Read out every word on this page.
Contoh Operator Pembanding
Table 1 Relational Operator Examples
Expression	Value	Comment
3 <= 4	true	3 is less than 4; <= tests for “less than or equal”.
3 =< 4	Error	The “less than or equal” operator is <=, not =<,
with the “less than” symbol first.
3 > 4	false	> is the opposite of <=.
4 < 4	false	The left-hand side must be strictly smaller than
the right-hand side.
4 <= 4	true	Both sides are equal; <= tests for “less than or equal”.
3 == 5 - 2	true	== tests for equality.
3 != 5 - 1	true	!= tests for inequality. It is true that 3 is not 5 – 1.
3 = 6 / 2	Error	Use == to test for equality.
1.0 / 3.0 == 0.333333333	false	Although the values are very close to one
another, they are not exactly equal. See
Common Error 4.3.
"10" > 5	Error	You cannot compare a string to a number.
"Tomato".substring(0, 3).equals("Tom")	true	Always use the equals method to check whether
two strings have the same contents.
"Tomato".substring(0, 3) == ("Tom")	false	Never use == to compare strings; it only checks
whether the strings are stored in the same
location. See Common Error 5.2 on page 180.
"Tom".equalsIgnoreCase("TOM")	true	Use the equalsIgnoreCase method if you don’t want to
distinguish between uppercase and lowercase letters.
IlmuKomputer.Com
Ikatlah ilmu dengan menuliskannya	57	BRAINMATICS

⁂

§ TASK PROMPT
Counting only lines of the data above that hold "less", report the total and nothing else.

§ RESULT FOR THIS TASK
4